▶ **Short exercise**
Work through the following lines and count those that hold the word "Management". Reply with that number only.

# START OF Rows

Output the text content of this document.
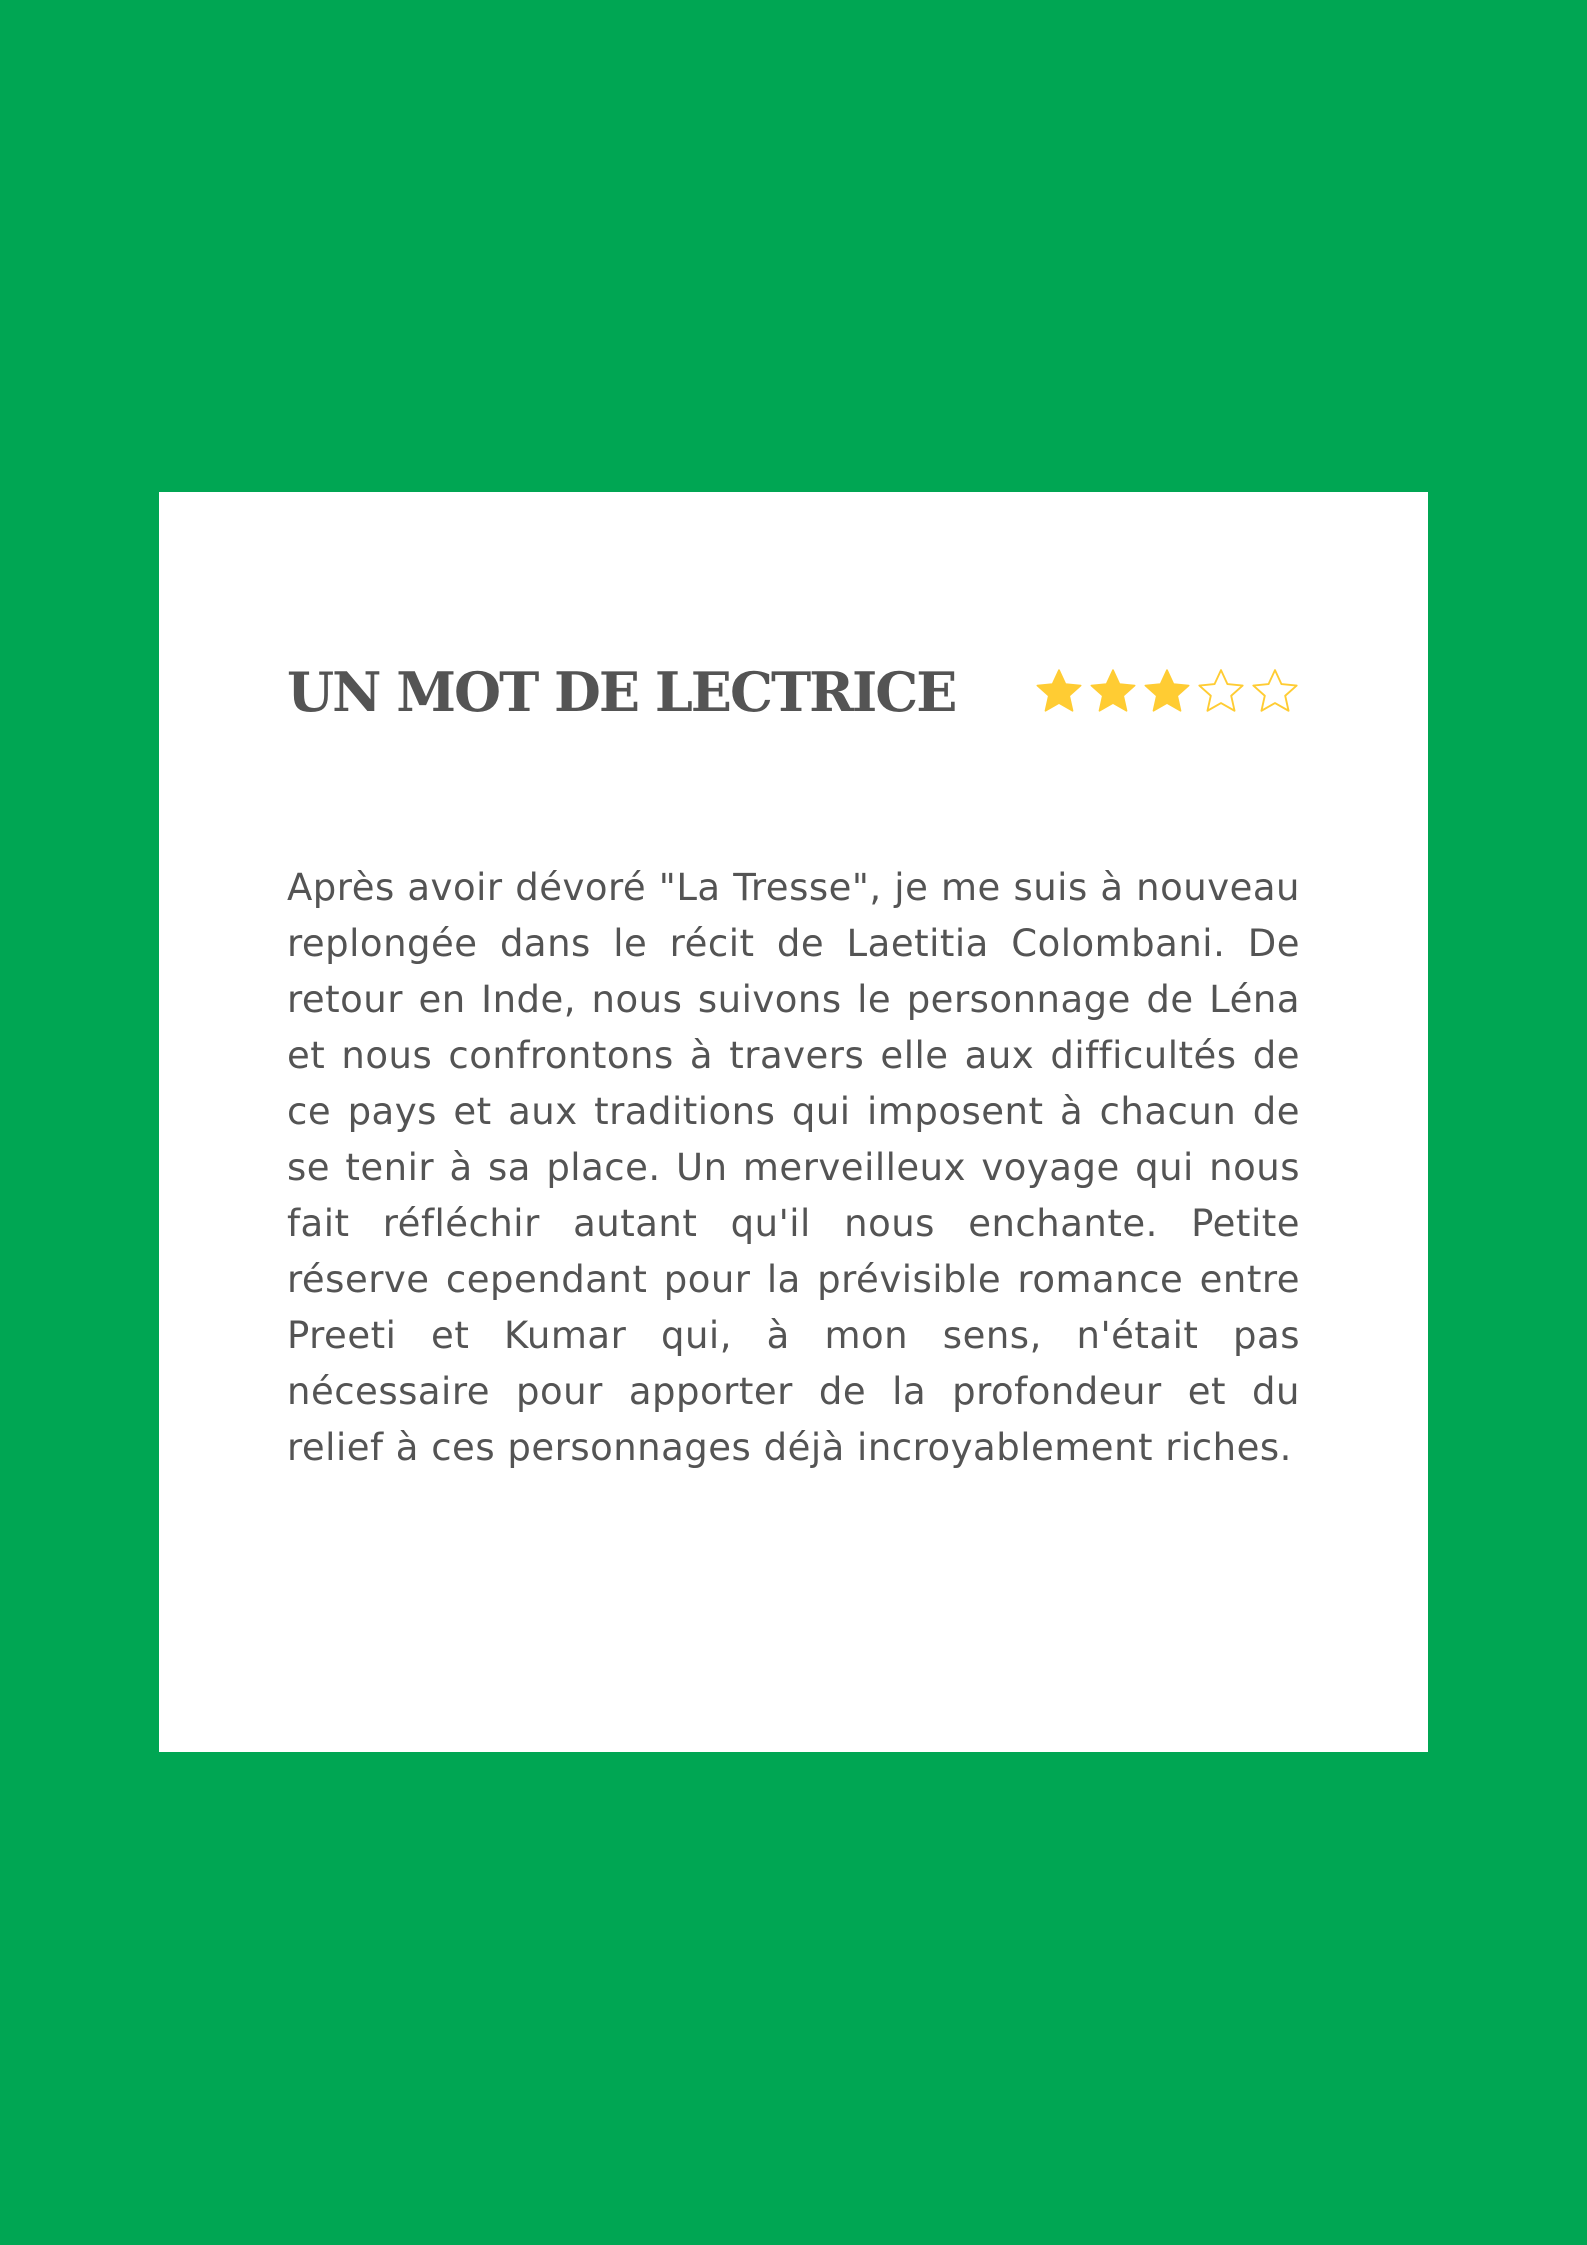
UN MOT DE LECTRICE

Après avoir dévoré "La Tresse", je me suis à nouveau replongée dans le récit de Laetitia Colombani. De retour en Inde, nous suivons le personnage de Léna et nous confrontons à travers elle aux difficultés de ce pays et aux traditions qui imposent à chacun de se tenir à sa place. Un merveilleux voyage qui nous fait réfléchir autant qu'il nous enchante. Petite réserve cependant pour la prévisible romance entre Preeti et Kumar qui, à mon sens, n'était pas nécessaire pour apporter de la profondeur et du relief à ces personnages déjà incroyablement riches.
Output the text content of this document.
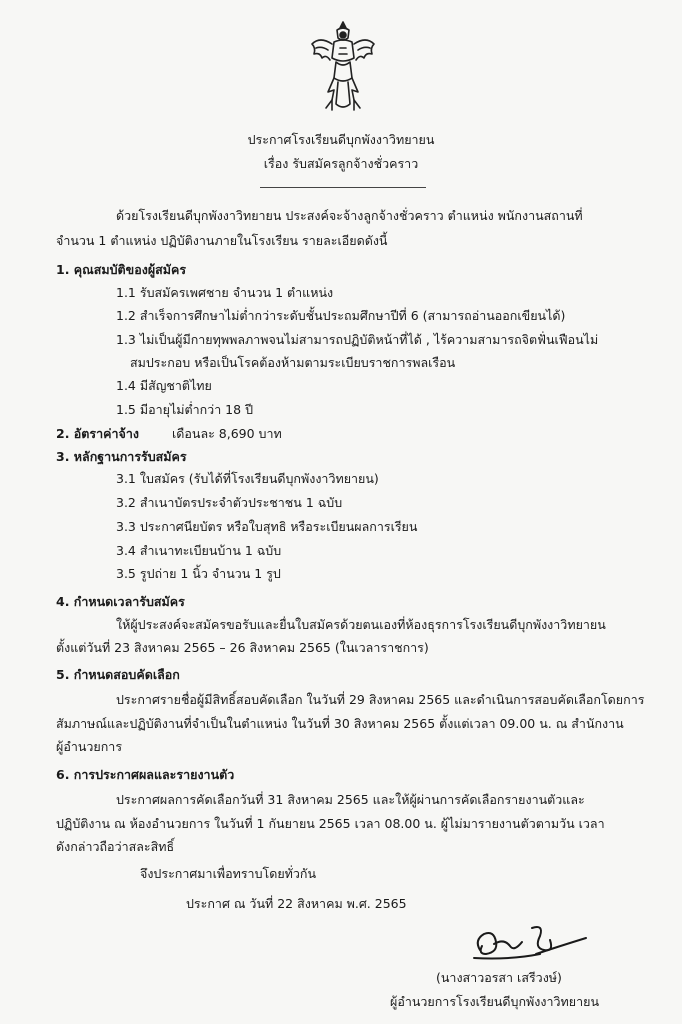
ประกาศโรงเรียนดีบุกพังงาวิทยายน
เรื่อง รับสมัครลูกจ้างชั่วคราว
ด้วยโรงเรียนดีบุกพังงาวิทยายน ประสงค์จะจ้างลูกจ้างชั่วคราว ตำแหน่ง พนักงานสถานที่
จำนวน 1 ตำแหน่ง ปฏิบัติงานภายในโรงเรียน รายละเอียดดังนี้
1. คุณสมบัติของผู้สมัคร
1.1 รับสมัครเพศชาย จำนวน 1 ตำแหน่ง
1.2 สำเร็จการศึกษาไม่ต่ำกว่าระดับชั้นประถมศึกษาปีที่ 6 (สามารถอ่านออกเขียนได้)
1.3 ไม่เป็นผู้มีกายทุพพลภาพจนไม่สามารถปฏิบัติหน้าที่ได้ , ไร้ความสามารถจิตฟั่นเฟือนไม่
สมประกอบ หรือเป็นโรคต้องห้ามตามระเบียบราชการพลเรือน
1.4 มีสัญชาติไทย
1.5 มีอายุไม่ต่ำกว่า 18 ปี
2. อัตราค่าจ้าง	เดือนละ 8,690 บาท
3. หลักฐานการรับสมัคร
3.1 ใบสมัคร (รับได้ที่โรงเรียนดีบุกพังงาวิทยายน)
3.2 สำเนาบัตรประจำตัวประชาชน 1 ฉบับ
3.3 ประกาศนียบัตร หรือใบสุทธิ หรือระเบียนผลการเรียน
3.4 สำเนาทะเบียนบ้าน 1 ฉบับ
3.5 รูปถ่าย 1 นิ้ว จำนวน 1 รูป
4. กำหนดเวลารับสมัคร
ให้ผู้ประสงค์จะสมัครขอรับและยื่นใบสมัครด้วยตนเองที่ห้องธุรการโรงเรียนดีบุกพังงาวิทยายน
ตั้งแต่วันที่ 23 สิงหาคม 2565 – 26 สิงหาคม 2565 (ในเวลาราชการ)
5. กำหนดสอบคัดเลือก
ประกาศรายชื่อผู้มีสิทธิ์สอบคัดเลือก ในวันที่ 29 สิงหาคม 2565 และดำเนินการสอบคัดเลือกโดยการ
สัมภาษณ์และปฏิบัติงานที่จำเป็นในตำแหน่ง ในวันที่ 30 สิงหาคม 2565 ตั้งแต่เวลา 09.00 น. ณ สำนักงาน
ผู้อำนวยการ
6. การประกาศผลและรายงานตัว
ประกาศผลการคัดเลือกวันที่ 31 สิงหาคม 2565 และให้ผู้ผ่านการคัดเลือกรายงานตัวและ
ปฏิบัติงาน ณ ห้องอำนวยการ ในวันที่ 1 กันยายน 2565 เวลา 08.00 น. ผู้ไม่มารายงานตัวตามวัน เวลา
ดังกล่าวถือว่าสละสิทธิ์
จึงประกาศมาเพื่อทราบโดยทั่วกัน
ประกาศ ณ วันที่ 22 สิงหาคม พ.ศ. 2565
(นางสาวอรสา เสรีวงษ์)
ผู้อำนวยการโรงเรียนดีบุกพังงาวิทยายน
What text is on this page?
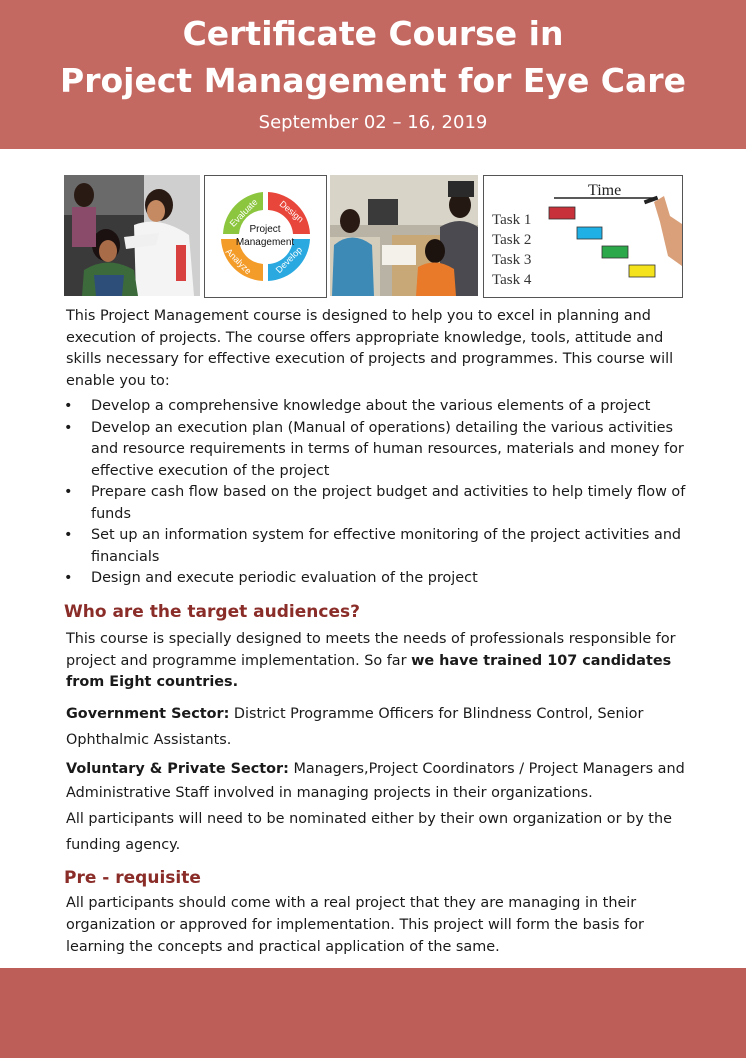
Certificate Course in
Project Management for Eye Care
September 02 – 16, 2019
Evaluate Design
Develop
Analyze
Project
Management
Time
Task 1
Task 2
Task 3
Task 4
This Project Management course is designed to help you to excel in planning and execution of projects. The course offers appropriate knowledge, tools, attitude and skills necessary for effective execution of projects and programmes. This course will enable you to:
• Develop a comprehensive knowledge about the various elements of a project
• Develop an execution plan (Manual of operations) detailing the various activities and resource requirements in terms of human resources, materials and money for effective execution of the project
• Prepare cash flow based on the project budget and activities to help timely flow of funds
• Set up an information system for effective monitoring of the project activities and financials
• Design and execute periodic evaluation of the project
Who are the target audiences?
This course is specially designed to meets the needs of professionals responsible for project and programme implementation. So far we have trained 107 candidates from Eight countries.
Government Sector: District Programme Officers for Blindness Control, Senior Ophthalmic Assistants.
Voluntary & Private Sector: Managers,Project Coordinators / Project Managers and Administrative Staff involved in managing projects in their organizations.
All participants will need to be nominated either by their own organization or by the funding agency.
Pre - requisite
All participants should come with a real project that they are managing in their organization or approved for implementation. This project will form the basis for learning the concepts and practical application of the same.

# END OF Rows

▶ **Finished task**
3